··· MATERIAL TO PROCESS ···

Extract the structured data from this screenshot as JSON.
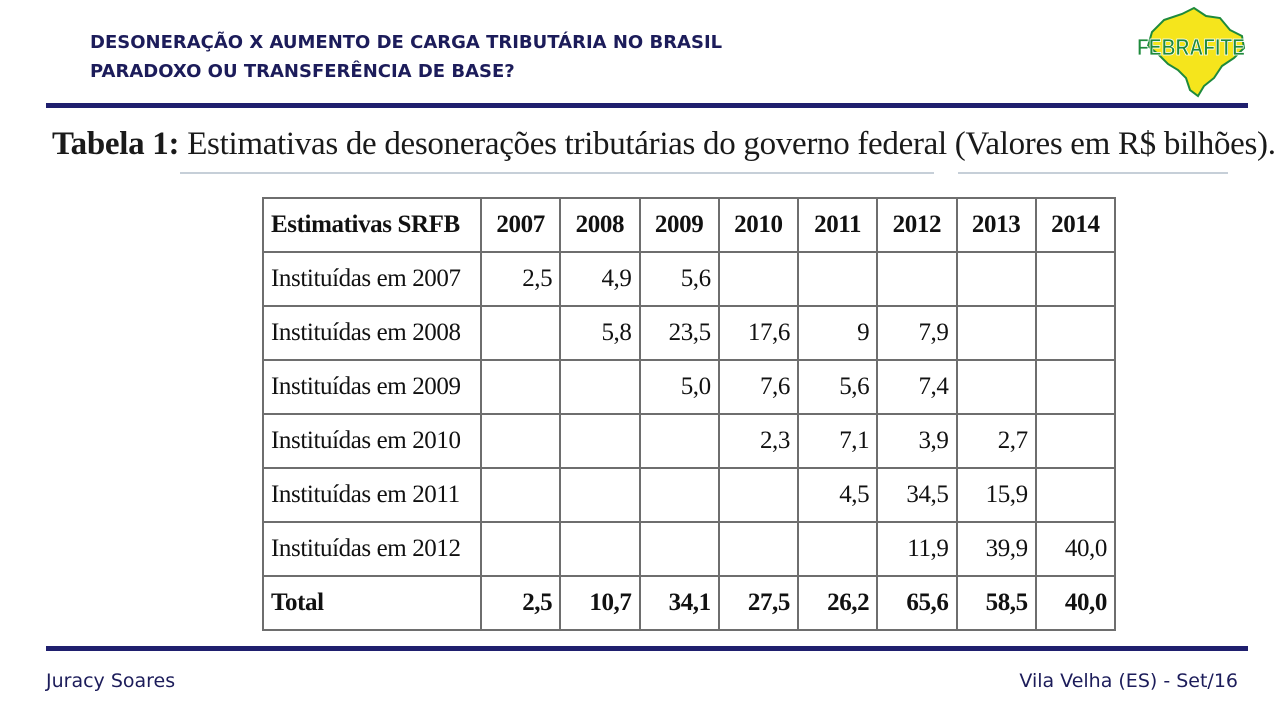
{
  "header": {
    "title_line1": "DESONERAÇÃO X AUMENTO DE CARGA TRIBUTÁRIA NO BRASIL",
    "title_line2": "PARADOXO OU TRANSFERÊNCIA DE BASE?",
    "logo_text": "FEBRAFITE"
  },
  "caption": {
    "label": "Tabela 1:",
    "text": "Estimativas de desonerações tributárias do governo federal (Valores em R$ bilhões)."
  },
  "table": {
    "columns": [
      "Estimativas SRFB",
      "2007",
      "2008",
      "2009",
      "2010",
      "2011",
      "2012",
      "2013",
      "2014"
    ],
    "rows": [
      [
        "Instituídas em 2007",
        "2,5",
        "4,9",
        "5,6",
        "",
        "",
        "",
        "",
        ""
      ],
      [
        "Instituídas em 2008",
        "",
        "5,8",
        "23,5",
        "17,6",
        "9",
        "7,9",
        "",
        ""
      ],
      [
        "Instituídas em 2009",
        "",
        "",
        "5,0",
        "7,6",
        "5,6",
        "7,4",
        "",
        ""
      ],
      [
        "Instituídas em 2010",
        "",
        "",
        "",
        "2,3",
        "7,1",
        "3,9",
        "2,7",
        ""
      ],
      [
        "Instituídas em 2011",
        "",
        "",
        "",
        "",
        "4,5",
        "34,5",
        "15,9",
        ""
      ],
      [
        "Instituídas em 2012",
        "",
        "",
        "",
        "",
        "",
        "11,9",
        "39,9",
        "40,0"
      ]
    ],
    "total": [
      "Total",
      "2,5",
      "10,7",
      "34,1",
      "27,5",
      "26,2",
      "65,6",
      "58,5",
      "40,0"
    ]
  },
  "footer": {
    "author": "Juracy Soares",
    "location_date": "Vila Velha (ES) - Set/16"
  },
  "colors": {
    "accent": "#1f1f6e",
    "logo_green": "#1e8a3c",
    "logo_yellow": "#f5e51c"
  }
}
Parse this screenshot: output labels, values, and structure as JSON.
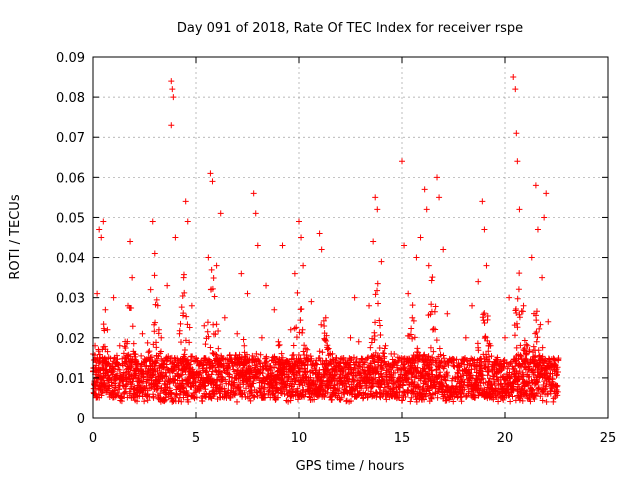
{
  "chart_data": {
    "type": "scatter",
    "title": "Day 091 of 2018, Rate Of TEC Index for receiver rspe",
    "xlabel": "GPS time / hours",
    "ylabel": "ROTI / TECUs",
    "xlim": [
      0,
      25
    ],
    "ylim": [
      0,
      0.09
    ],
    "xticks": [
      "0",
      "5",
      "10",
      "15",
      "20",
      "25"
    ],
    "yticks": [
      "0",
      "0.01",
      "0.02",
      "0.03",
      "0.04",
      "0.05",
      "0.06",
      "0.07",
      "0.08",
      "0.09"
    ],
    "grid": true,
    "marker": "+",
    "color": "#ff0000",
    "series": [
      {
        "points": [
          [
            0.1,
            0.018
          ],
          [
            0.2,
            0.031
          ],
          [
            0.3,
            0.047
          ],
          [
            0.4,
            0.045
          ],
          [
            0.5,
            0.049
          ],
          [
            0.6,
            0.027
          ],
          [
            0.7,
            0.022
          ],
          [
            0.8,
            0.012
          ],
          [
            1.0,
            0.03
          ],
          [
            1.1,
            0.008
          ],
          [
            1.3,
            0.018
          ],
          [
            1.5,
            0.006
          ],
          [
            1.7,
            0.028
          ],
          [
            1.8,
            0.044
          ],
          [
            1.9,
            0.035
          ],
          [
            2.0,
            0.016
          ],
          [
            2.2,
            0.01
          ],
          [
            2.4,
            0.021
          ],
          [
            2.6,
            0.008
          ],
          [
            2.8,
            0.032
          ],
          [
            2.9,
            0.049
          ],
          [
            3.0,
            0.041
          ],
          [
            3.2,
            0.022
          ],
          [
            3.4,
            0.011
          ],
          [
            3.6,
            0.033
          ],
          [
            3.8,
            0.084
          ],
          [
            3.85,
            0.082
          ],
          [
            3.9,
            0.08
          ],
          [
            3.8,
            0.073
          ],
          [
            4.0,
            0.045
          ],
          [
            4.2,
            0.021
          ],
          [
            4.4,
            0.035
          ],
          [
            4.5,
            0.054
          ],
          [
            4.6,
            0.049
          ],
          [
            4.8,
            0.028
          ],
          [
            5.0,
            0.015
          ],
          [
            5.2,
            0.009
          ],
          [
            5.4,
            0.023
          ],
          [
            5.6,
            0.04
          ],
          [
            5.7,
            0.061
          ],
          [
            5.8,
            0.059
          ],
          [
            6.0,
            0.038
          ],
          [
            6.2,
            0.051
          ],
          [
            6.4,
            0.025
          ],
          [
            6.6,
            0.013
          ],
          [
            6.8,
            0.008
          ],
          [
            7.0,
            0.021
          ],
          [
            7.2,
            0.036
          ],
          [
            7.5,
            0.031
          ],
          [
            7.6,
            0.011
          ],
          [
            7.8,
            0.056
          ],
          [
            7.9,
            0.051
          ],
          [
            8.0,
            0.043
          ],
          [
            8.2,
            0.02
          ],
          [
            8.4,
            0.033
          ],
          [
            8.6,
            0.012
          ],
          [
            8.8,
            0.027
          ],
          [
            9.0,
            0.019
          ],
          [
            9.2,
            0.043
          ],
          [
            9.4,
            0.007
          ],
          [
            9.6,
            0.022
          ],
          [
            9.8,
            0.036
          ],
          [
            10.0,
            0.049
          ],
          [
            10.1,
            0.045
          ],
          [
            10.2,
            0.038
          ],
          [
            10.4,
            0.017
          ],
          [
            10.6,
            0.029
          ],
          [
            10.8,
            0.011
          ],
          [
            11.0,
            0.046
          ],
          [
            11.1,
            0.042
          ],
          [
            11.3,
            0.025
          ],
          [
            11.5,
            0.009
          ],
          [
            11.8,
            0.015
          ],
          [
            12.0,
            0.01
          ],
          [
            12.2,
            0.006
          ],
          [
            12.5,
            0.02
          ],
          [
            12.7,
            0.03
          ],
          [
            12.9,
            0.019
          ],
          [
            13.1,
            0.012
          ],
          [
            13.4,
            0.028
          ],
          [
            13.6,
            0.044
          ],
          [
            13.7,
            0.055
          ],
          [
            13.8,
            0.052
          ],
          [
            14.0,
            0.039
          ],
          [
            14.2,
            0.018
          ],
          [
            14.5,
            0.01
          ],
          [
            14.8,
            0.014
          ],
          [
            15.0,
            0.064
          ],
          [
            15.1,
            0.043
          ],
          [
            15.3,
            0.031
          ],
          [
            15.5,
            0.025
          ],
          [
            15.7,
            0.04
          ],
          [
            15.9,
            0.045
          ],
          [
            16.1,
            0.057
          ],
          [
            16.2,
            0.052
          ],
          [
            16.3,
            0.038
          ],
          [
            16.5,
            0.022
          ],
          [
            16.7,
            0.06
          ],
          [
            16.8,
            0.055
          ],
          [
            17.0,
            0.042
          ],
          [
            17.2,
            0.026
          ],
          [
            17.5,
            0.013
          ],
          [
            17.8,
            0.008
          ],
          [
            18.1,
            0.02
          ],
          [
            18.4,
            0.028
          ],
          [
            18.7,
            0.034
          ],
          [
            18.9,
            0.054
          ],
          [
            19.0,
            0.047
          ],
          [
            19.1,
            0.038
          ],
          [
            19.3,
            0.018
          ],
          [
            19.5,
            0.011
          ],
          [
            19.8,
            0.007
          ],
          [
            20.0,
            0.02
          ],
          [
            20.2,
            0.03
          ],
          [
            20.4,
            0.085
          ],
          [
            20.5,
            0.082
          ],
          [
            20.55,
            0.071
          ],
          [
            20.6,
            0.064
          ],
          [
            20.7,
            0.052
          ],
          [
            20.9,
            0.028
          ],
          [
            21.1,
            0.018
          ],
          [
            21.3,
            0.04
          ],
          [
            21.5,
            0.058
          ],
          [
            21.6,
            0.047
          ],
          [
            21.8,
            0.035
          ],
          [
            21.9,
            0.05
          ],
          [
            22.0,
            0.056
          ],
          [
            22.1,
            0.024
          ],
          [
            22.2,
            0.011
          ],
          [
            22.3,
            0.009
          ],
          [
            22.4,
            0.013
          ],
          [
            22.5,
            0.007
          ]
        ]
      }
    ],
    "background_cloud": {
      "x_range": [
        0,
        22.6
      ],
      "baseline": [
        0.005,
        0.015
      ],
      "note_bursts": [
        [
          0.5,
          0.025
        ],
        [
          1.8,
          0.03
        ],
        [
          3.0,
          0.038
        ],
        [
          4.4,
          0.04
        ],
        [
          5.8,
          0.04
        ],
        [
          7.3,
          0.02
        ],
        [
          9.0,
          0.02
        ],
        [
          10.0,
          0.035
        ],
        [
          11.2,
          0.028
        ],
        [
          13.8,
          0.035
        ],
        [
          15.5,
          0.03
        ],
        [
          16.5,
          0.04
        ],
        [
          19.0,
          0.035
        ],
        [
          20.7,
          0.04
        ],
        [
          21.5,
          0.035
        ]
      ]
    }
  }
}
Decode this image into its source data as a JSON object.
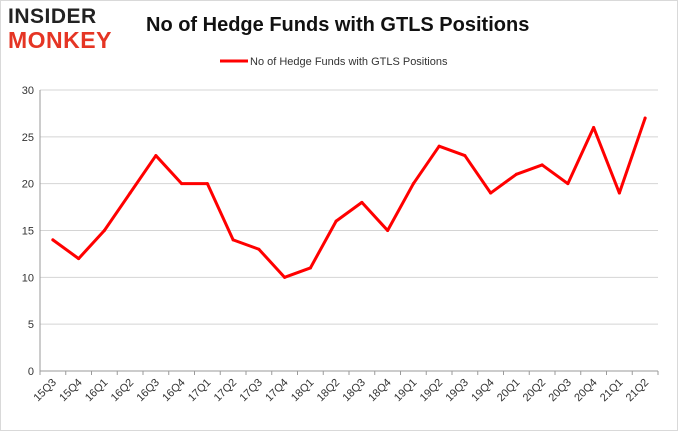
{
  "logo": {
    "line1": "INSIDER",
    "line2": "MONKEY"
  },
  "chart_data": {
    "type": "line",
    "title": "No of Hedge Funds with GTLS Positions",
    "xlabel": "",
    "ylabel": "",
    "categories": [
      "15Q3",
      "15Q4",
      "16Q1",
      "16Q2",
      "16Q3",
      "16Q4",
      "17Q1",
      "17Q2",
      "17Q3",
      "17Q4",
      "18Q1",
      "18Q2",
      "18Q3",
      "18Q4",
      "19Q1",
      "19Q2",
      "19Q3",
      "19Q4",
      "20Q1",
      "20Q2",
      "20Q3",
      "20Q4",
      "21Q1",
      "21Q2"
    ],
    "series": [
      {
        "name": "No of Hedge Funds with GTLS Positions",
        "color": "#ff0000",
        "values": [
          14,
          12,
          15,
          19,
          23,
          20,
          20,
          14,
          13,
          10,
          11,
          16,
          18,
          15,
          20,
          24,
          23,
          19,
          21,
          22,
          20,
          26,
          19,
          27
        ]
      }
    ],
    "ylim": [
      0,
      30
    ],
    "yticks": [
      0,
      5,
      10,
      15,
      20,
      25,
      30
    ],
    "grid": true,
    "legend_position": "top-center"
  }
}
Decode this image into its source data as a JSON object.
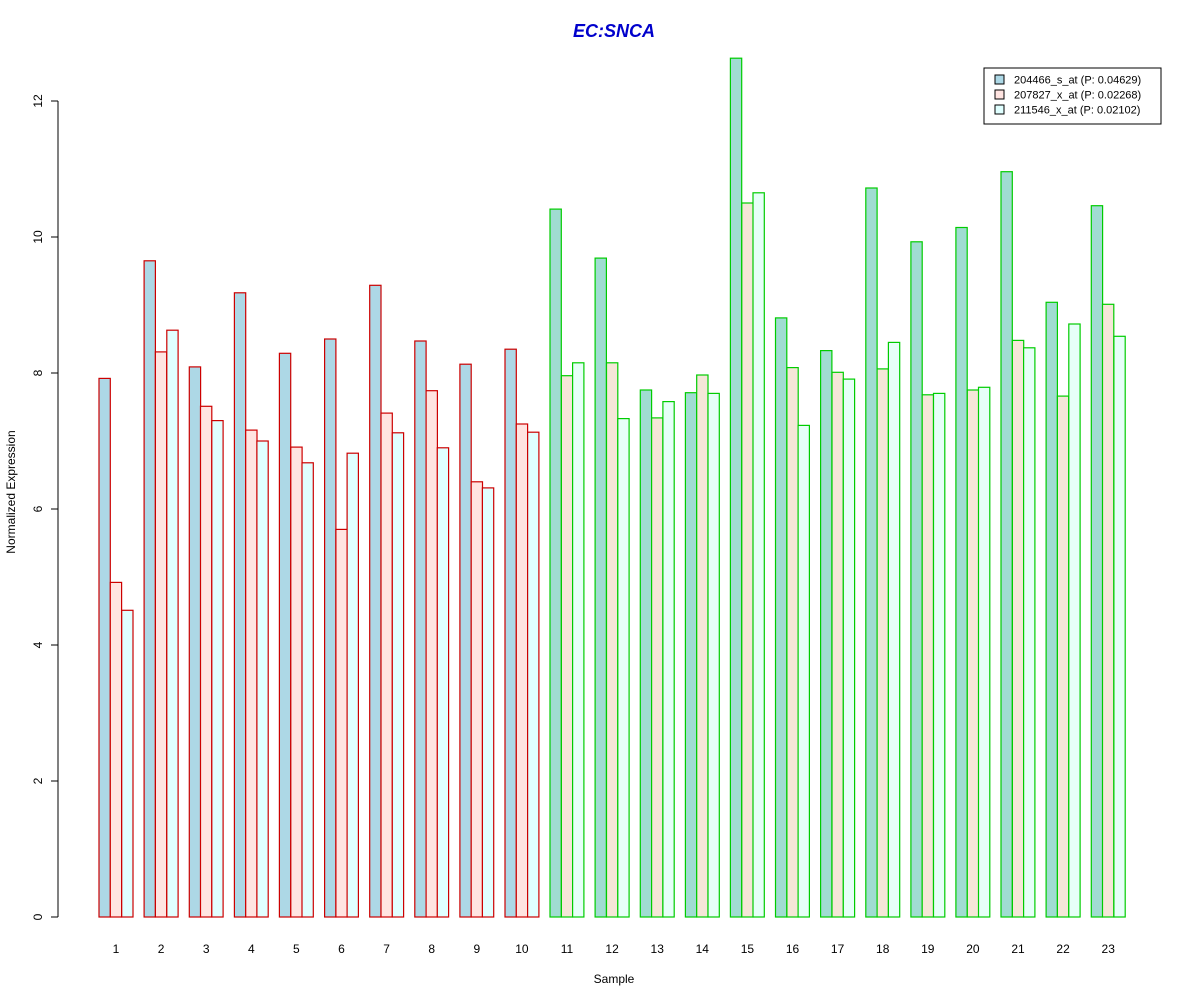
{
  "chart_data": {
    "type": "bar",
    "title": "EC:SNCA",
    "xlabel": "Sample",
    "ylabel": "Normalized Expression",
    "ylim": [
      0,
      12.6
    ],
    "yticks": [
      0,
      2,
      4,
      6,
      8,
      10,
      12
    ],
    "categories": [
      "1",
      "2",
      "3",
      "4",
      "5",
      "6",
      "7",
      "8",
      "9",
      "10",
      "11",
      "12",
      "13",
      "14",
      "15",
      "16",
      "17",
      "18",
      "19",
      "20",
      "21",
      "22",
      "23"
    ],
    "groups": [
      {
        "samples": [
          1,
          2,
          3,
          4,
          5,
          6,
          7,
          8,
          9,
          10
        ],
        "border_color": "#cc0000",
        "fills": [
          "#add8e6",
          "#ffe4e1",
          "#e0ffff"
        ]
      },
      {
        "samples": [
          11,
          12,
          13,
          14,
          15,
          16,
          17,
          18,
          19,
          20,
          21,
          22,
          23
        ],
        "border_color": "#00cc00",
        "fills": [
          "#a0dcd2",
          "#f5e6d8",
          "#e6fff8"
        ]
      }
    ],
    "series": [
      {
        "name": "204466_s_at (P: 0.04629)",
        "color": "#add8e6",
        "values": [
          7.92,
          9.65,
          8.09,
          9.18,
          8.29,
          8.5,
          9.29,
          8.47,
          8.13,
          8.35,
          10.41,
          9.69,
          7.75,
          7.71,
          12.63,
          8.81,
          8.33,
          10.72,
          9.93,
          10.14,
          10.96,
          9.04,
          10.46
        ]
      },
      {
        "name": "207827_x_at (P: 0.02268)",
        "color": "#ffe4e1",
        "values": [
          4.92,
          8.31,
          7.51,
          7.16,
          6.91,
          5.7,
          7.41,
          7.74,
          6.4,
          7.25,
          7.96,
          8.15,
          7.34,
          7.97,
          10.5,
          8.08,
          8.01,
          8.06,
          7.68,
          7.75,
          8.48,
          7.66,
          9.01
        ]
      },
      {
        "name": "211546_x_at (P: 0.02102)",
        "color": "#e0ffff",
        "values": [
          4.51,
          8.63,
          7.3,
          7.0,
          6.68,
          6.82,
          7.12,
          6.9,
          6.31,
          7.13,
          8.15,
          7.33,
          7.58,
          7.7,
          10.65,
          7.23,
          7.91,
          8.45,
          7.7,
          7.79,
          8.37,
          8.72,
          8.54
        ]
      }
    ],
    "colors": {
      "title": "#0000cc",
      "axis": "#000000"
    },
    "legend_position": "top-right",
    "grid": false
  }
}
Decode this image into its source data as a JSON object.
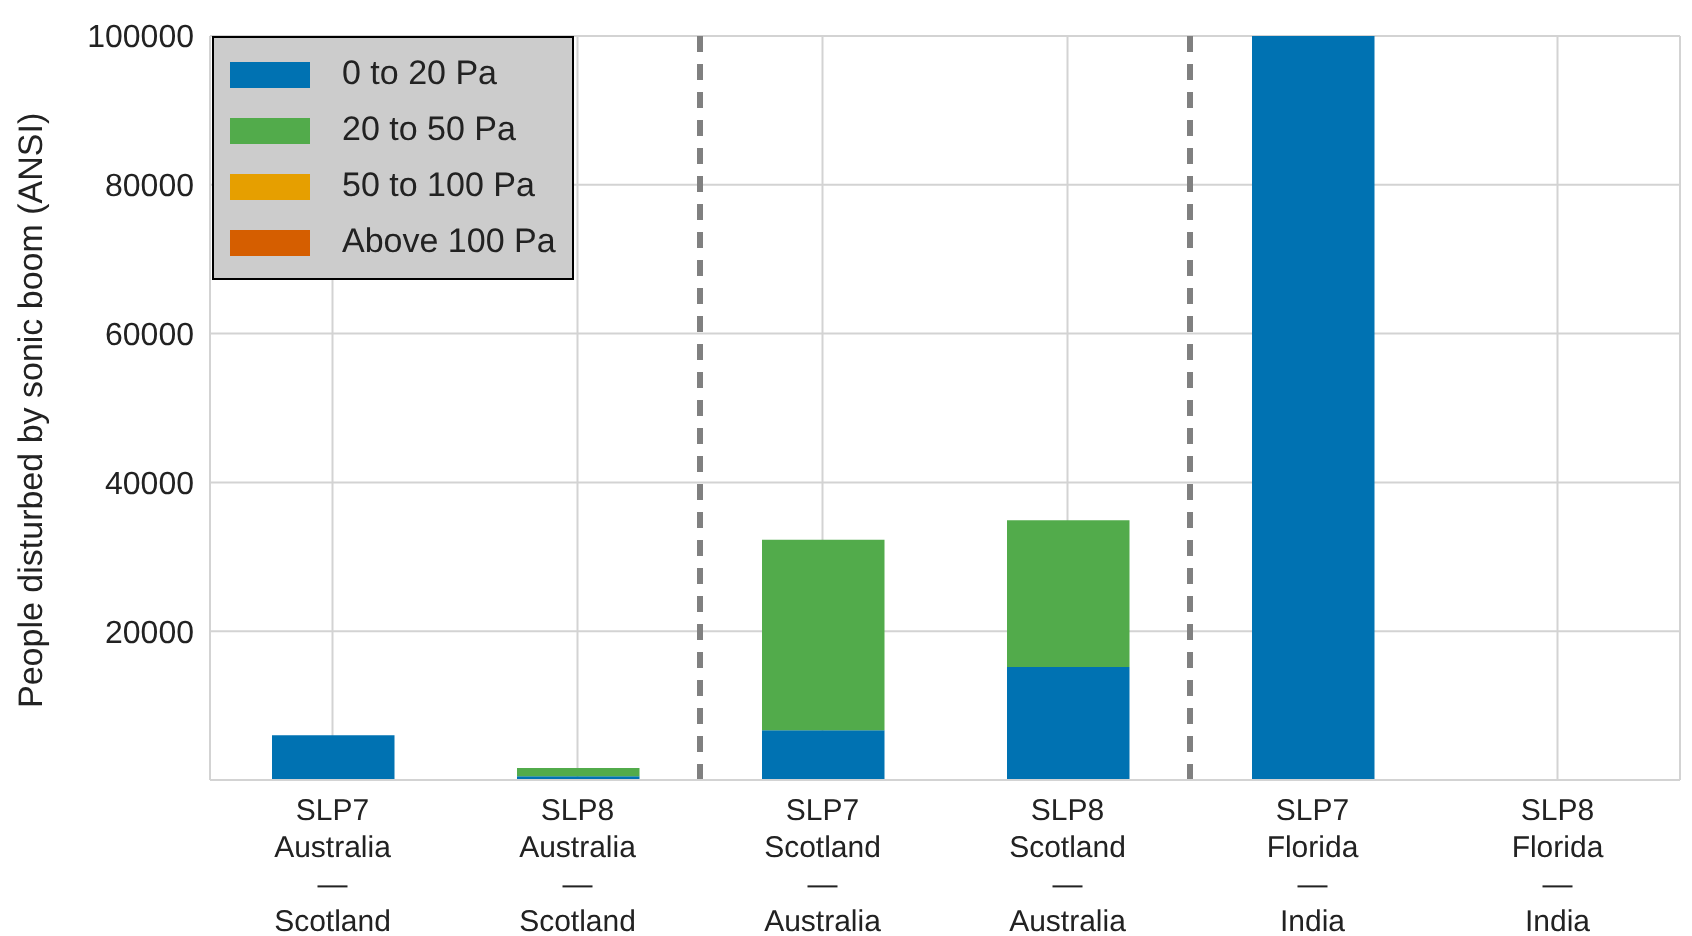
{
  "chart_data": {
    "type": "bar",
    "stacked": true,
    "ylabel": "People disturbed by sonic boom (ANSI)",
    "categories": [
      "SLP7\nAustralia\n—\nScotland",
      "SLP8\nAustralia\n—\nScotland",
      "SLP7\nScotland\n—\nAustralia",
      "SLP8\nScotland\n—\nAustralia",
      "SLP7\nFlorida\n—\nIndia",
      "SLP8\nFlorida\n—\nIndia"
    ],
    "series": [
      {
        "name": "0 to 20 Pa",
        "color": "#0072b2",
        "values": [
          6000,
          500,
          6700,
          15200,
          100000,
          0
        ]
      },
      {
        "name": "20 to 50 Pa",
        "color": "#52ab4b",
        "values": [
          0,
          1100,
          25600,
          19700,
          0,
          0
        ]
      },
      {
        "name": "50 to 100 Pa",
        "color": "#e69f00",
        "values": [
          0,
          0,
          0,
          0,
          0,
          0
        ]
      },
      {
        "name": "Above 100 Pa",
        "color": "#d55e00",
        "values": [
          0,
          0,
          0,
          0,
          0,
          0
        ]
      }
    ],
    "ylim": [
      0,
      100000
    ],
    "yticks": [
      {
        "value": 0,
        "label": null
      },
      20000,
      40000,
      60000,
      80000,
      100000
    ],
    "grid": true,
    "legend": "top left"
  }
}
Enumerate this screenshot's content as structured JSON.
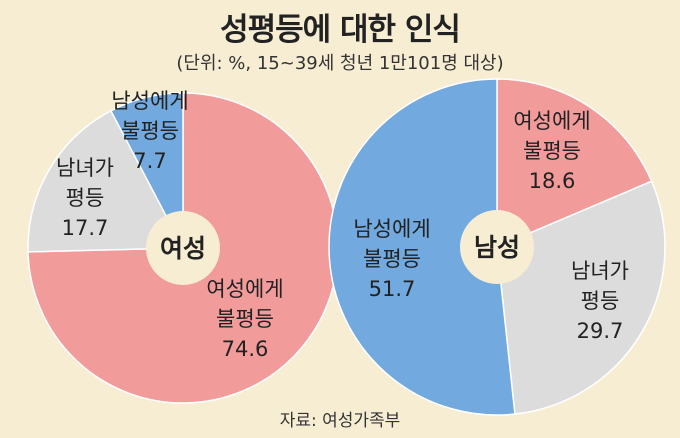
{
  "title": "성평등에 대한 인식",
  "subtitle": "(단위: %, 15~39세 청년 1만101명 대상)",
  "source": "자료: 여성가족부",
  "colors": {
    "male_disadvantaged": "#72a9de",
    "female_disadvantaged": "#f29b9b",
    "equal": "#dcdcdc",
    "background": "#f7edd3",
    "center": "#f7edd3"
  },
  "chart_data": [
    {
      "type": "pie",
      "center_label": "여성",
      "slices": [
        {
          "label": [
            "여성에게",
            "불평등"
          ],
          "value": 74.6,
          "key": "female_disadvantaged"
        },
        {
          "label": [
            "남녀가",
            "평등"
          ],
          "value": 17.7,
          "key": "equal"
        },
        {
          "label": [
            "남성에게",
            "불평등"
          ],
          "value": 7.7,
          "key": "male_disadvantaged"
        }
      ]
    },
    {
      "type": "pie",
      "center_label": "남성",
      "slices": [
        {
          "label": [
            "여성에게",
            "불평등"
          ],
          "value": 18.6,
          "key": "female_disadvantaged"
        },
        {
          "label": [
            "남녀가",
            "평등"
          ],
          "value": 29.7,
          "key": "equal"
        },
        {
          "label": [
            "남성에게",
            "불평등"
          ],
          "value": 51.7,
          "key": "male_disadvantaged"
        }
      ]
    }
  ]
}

···

▶ [PROBLEM TO WORK ON] Pick each line holding the word "Funds" out of the data and copy it.

▶ [ANSWER]
    "title": "No of Hedge Funds with GTLS Positions",
        "name": "No of Hedge Funds with GTLS Positions",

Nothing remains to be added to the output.